* _Written instruction_: Skip every image and restate the data word for word.

* _Provided records_:
★ ★ ★ ★ ★

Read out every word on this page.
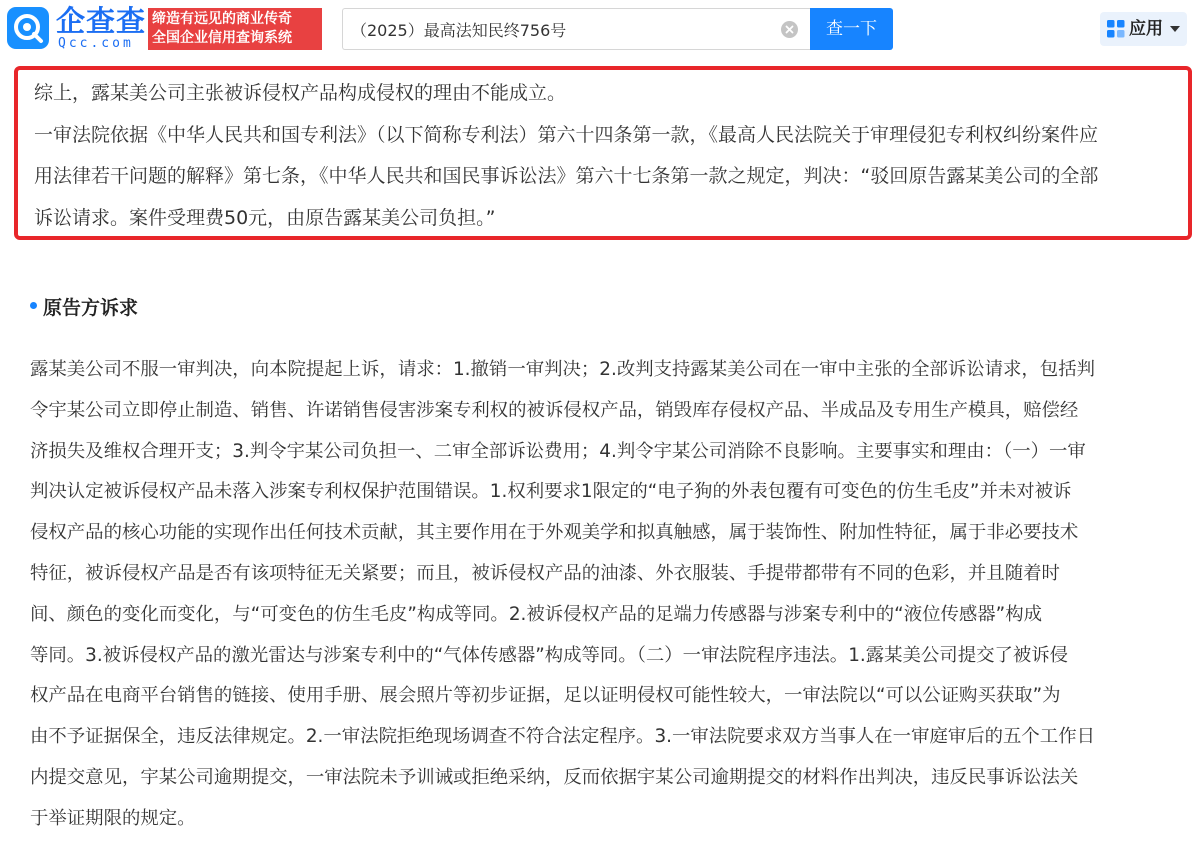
企查查
Qcc.com
缔造有远见的商业传奇
全国企业信用查询系统
（2025）最高法知民终756号	查一下	应用

综上，露某美公司主张被诉侵权产品构成侵权的理由不能成立。

一审法院依据《中华人民共和国专利法》（以下简称专利法）第六十四条第一款，《最高人民法院关于审理侵犯专利权纠纷案件应

用法律若干问题的解释》第七条，《中华人民共和国民事诉讼法》第六十七条第一款之规定，判决：“驳回原告露某美公司的全部

诉讼请求。案件受理费50元，由原告露某美公司负担。”

原告方诉求

露某美公司不服一审判决，向本院提起上诉，请求：1.撤销一审判决；2.改判支持露某美公司在一审中主张的全部诉讼请求，包括判

令宇某公司立即停止制造、销售、许诺销售侵害涉案专利权的被诉侵权产品，销毁库存侵权产品、半成品及专用生产模具，赔偿经

济损失及维权合理开支；3.判令宇某公司负担一、二审全部诉讼费用；4.判令宇某公司消除不良影响。主要事实和理由：（一）一审

判决认定被诉侵权产品未落入涉案专利权保护范围错误。1.权利要求1限定的“电子狗的外表包覆有可变色的仿生毛皮”并未对被诉

侵权产品的核心功能的实现作出任何技术贡献，其主要作用在于外观美学和拟真触感，属于装饰性、附加性特征，属于非必要技术

特征，被诉侵权产品是否有该项特征无关紧要；而且，被诉侵权产品的油漆、外衣服装、手提带都带有不同的色彩，并且随着时

间、颜色的变化而变化，与“可变色的仿生毛皮”构成等同。2.被诉侵权产品的足端力传感器与涉案专利中的“液位传感器”构成

等同。3.被诉侵权产品的激光雷达与涉案专利中的“气体传感器”构成等同。（二）一审法院程序违法。1.露某美公司提交了被诉侵

权产品在电商平台销售的链接、使用手册、展会照片等初步证据，足以证明侵权可能性较大，一审法院以“可以公证购买获取”为

由不予证据保全，违反法律规定。2.一审法院拒绝现场调查不符合法定程序。3.一审法院要求双方当事人在一审庭审后的五个工作日

内提交意见，宇某公司逾期提交，一审法院未予训诫或拒绝采纳，反而依据宇某公司逾期提交的材料作出判决，违反民事诉讼法关

于举证期限的规定。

★ ★ ★ ★ ★

* _Written response_:
Read out every word on this page.
企查查
Qcc.com
缔造有远见的商业传奇
全国企业信用查询系统
（2025）最高法知民终756号	查一下	应用

综上，露某美公司主张被诉侵权产品构成侵权的理由不能成立。

一审法院依据《中华人民共和国专利法》（以下简称专利法）第六十四条第一款，《最高人民法院关于审理侵犯专利权纠纷案件应

用法律若干问题的解释》第七条，《中华人民共和国民事诉讼法》第六十七条第一款之规定，判决：“驳回原告露某美公司的全部

诉讼请求。案件受理费50元，由原告露某美公司负担。”

原告方诉求

露某美公司不服一审判决，向本院提起上诉，请求：1.撤销一审判决；2.改判支持露某美公司在一审中主张的全部诉讼请求，包括判

令宇某公司立即停止制造、销售、许诺销售侵害涉案专利权的被诉侵权产品，销毁库存侵权产品、半成品及专用生产模具，赔偿经

济损失及维权合理开支；3.判令宇某公司负担一、二审全部诉讼费用；4.判令宇某公司消除不良影响。主要事实和理由：（一）一审

判决认定被诉侵权产品未落入涉案专利权保护范围错误。1.权利要求1限定的“电子狗的外表包覆有可变色的仿生毛皮”并未对被诉

侵权产品的核心功能的实现作出任何技术贡献，其主要作用在于外观美学和拟真触感，属于装饰性、附加性特征，属于非必要技术

特征，被诉侵权产品是否有该项特征无关紧要；而且，被诉侵权产品的油漆、外衣服装、手提带都带有不同的色彩，并且随着时

间、颜色的变化而变化，与“可变色的仿生毛皮”构成等同。2.被诉侵权产品的足端力传感器与涉案专利中的“液位传感器”构成

等同。3.被诉侵权产品的激光雷达与涉案专利中的“气体传感器”构成等同。（二）一审法院程序违法。1.露某美公司提交了被诉侵

权产品在电商平台销售的链接、使用手册、展会照片等初步证据，足以证明侵权可能性较大，一审法院以“可以公证购买获取”为

由不予证据保全，违反法律规定。2.一审法院拒绝现场调查不符合法定程序。3.一审法院要求双方当事人在一审庭审后的五个工作日

内提交意见，宇某公司逾期提交，一审法院未予训诫或拒绝采纳，反而依据宇某公司逾期提交的材料作出判决，违反民事诉讼法关

于举证期限的规定。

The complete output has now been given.